THE REQUEST ▸
Pull every line that holds the word "screenshot" from the entries.

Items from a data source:
◆ ◆ ◆ ◆

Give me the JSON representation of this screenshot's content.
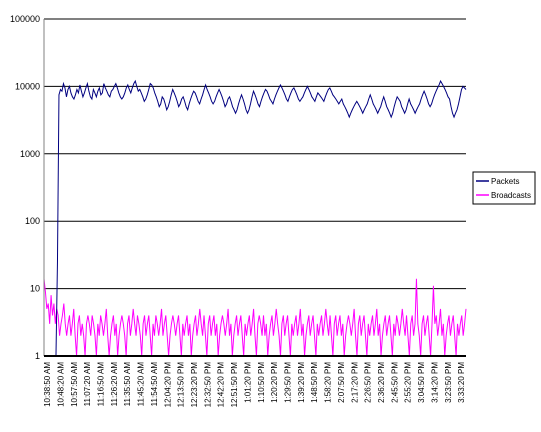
{
  "chart_data": {
    "type": "line",
    "title": "",
    "xlabel": "",
    "ylabel": "",
    "y_scale": "log",
    "ylim": [
      1,
      100000
    ],
    "y_ticks": [
      "1",
      "10",
      "100",
      "1000",
      "10000",
      "100000"
    ],
    "grid": "horizontal",
    "legend_position": "right",
    "x_tick_labels": [
      "10:38:50 AM",
      "10:48:20 AM",
      "10:57:50 AM",
      "11:07:20 AM",
      "11:16:50 AM",
      "11:26:20 AM",
      "11:35:50 AM",
      "11:45:20 AM",
      "11:54:50 AM",
      "12:04:20 PM",
      "12:13:50 PM",
      "12:23:20 PM",
      "12:32:50 PM",
      "12:42:20 PM",
      "12:51:50 PM",
      "1:01:20 PM",
      "1:10:50 PM",
      "1:20:20 PM",
      "1:29:50 PM",
      "1:39:20 PM",
      "1:48:50 PM",
      "1:58:20 PM",
      "2:07:50 PM",
      "2:17:20 PM",
      "2:26:50 PM",
      "2:36:20 PM",
      "2:45:50 PM",
      "2:55:20 PM",
      "3:04:50 PM",
      "3:14:20 PM",
      "3:23:50 PM",
      "3:33:20 PM"
    ],
    "series": [
      {
        "name": "Packets",
        "color": "#000080",
        "values": [
          0,
          0,
          0,
          0,
          0,
          0,
          0,
          0,
          0,
          25,
          7500,
          9000,
          8500,
          11000,
          9500,
          7000,
          9000,
          10000,
          8000,
          7000,
          6500,
          7500,
          9000,
          8000,
          10500,
          8500,
          7000,
          8000,
          9500,
          11000,
          8500,
          7000,
          6500,
          9000,
          8000,
          7000,
          8500,
          9500,
          7500,
          8000,
          11000,
          9500,
          8500,
          7500,
          7000,
          8500,
          9000,
          10000,
          11000,
          9500,
          8000,
          7000,
          6500,
          7000,
          8000,
          9500,
          10500,
          9000,
          8000,
          9500,
          11000,
          12000,
          10000,
          8500,
          9000,
          8000,
          7000,
          6000,
          6500,
          7500,
          9000,
          11000,
          10500,
          9500,
          8000,
          7000,
          6000,
          5000,
          5500,
          7000,
          6500,
          5500,
          4500,
          5000,
          6000,
          7500,
          9000,
          8000,
          7000,
          6000,
          5000,
          5500,
          6500,
          7000,
          6000,
          5000,
          4500,
          5500,
          6500,
          7500,
          8500,
          8000,
          7000,
          6000,
          5500,
          6500,
          7500,
          9000,
          10500,
          9000,
          8000,
          7000,
          6000,
          5500,
          6000,
          7000,
          8000,
          9000,
          8000,
          7000,
          6000,
          5000,
          5500,
          6500,
          7000,
          6000,
          5000,
          4500,
          4000,
          4500,
          5500,
          6500,
          7500,
          6500,
          5500,
          4500,
          4000,
          4500,
          5500,
          7000,
          8500,
          7500,
          6500,
          5500,
          5000,
          6000,
          7000,
          8000,
          9000,
          8500,
          7500,
          6500,
          6000,
          5500,
          6500,
          7500,
          8500,
          9500,
          10500,
          9500,
          8500,
          7500,
          6500,
          6000,
          7000,
          8000,
          9000,
          9500,
          8500,
          7500,
          6500,
          6000,
          6500,
          7000,
          8000,
          9000,
          10000,
          9000,
          8000,
          7000,
          6500,
          6000,
          7000,
          8000,
          7500,
          7000,
          6500,
          6000,
          7000,
          8000,
          9000,
          9500,
          8500,
          7500,
          7000,
          6500,
          6000,
          5500,
          6000,
          6500,
          5500,
          5000,
          4500,
          4000,
          3500,
          4000,
          4500,
          5000,
          5500,
          6000,
          5500,
          5000,
          4500,
          4000,
          4500,
          5000,
          5500,
          6500,
          7500,
          6500,
          5500,
          5000,
          4500,
          4000,
          4500,
          5000,
          6000,
          7000,
          6000,
          5000,
          4500,
          4000,
          3500,
          4000,
          5000,
          6000,
          7000,
          6500,
          6000,
          5000,
          4500,
          4000,
          4500,
          5500,
          6500,
          5500,
          5000,
          4500,
          4000,
          4500,
          5000,
          5500,
          6500,
          7500,
          8500,
          7500,
          6500,
          5500,
          5000,
          5500,
          6500,
          7500,
          8500,
          9500,
          10500,
          12000,
          11000,
          10000,
          9000,
          8000,
          7000,
          6500,
          5000,
          4000,
          3500,
          4000,
          4500,
          5500,
          7000,
          9000,
          10000,
          9500,
          9000
        ]
      },
      {
        "name": "Broadcasts",
        "color": "#ff00ff",
        "values": [
          14,
          9,
          5,
          6,
          3,
          8,
          4,
          6,
          3,
          5,
          4,
          2,
          3,
          4,
          6,
          3,
          2,
          3,
          4,
          2,
          3,
          5,
          2,
          1,
          3,
          4,
          2,
          3,
          2,
          1,
          3,
          4,
          3,
          2,
          4,
          3,
          2,
          1,
          3,
          2,
          4,
          3,
          2,
          3,
          5,
          2,
          1,
          2,
          3,
          4,
          2,
          3,
          1,
          2,
          3,
          4,
          3,
          2,
          1,
          3,
          4,
          2,
          3,
          5,
          3,
          2,
          4,
          3,
          2,
          1,
          3,
          4,
          2,
          3,
          4,
          2,
          1,
          3,
          2,
          4,
          3,
          2,
          3,
          5,
          2,
          3,
          4,
          2,
          1,
          2,
          3,
          4,
          3,
          2,
          3,
          4,
          2,
          1,
          3,
          2,
          3,
          4,
          2,
          3,
          1,
          2,
          3,
          4,
          2,
          3,
          5,
          3,
          2,
          4,
          2,
          1,
          3,
          4,
          2,
          3,
          4,
          2,
          3,
          1,
          2,
          3,
          4,
          3,
          2,
          3,
          5,
          2,
          3,
          1,
          2,
          3,
          4,
          2,
          3,
          4,
          2,
          1,
          3,
          2,
          3,
          4,
          2,
          3,
          5,
          2,
          1,
          3,
          4,
          3,
          2,
          4,
          2,
          3,
          1,
          2,
          3,
          4,
          2,
          3,
          5,
          3,
          2,
          1,
          3,
          4,
          2,
          3,
          4,
          2,
          1,
          3,
          2,
          3,
          4,
          2,
          3,
          5,
          2,
          3,
          1,
          2,
          3,
          4,
          2,
          3,
          4,
          2,
          1,
          3,
          2,
          3,
          4,
          2,
          3,
          5,
          3,
          2,
          4,
          2,
          1,
          3,
          4,
          2,
          3,
          4,
          2,
          3,
          1,
          2,
          3,
          4,
          3,
          2,
          3,
          5,
          2,
          1,
          3,
          4,
          2,
          3,
          4,
          2,
          1,
          3,
          2,
          3,
          4,
          2,
          3,
          5,
          2,
          3,
          1,
          2,
          3,
          4,
          2,
          3,
          4,
          2,
          1,
          3,
          2,
          4,
          3,
          2,
          3,
          5,
          3,
          2,
          4,
          2,
          1,
          3,
          4,
          2,
          3,
          14,
          3,
          2,
          1,
          3,
          4,
          2,
          3,
          4,
          2,
          1,
          3,
          11,
          3,
          4,
          2,
          3,
          5,
          2,
          3,
          1,
          2,
          3,
          4,
          2,
          3,
          4,
          2,
          1,
          3,
          2,
          3,
          4,
          2,
          3,
          5
        ]
      }
    ]
  }
}
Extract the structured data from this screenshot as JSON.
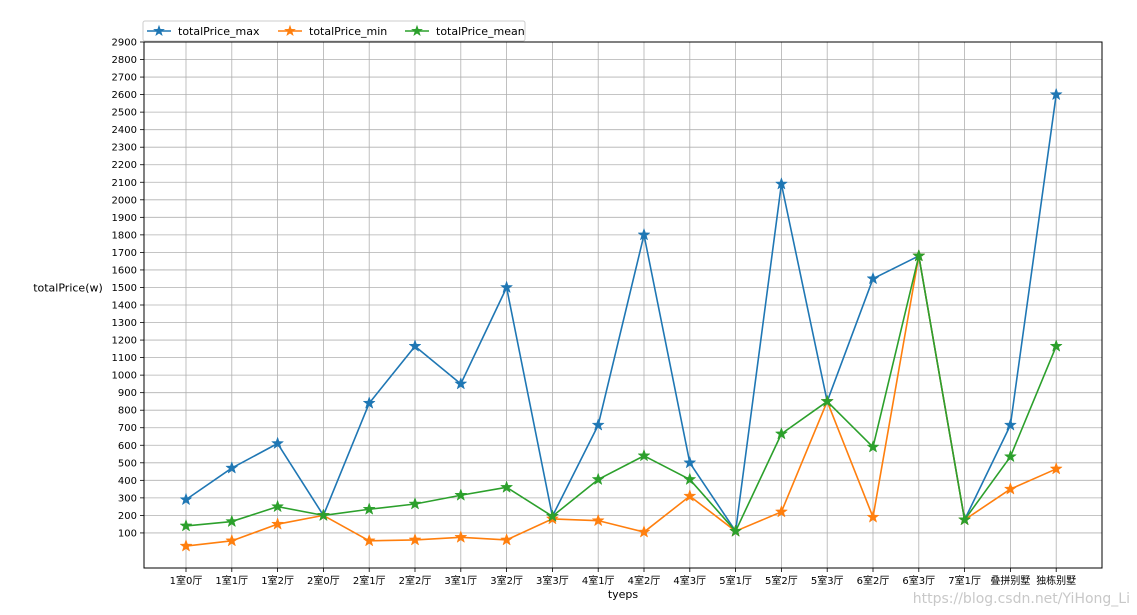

◆ ◆ ◆ ◆

THE RESPONSE ▸
Give me the JSON representation of this screenshot's content.
Extract the structured data from this screenshot as JSON.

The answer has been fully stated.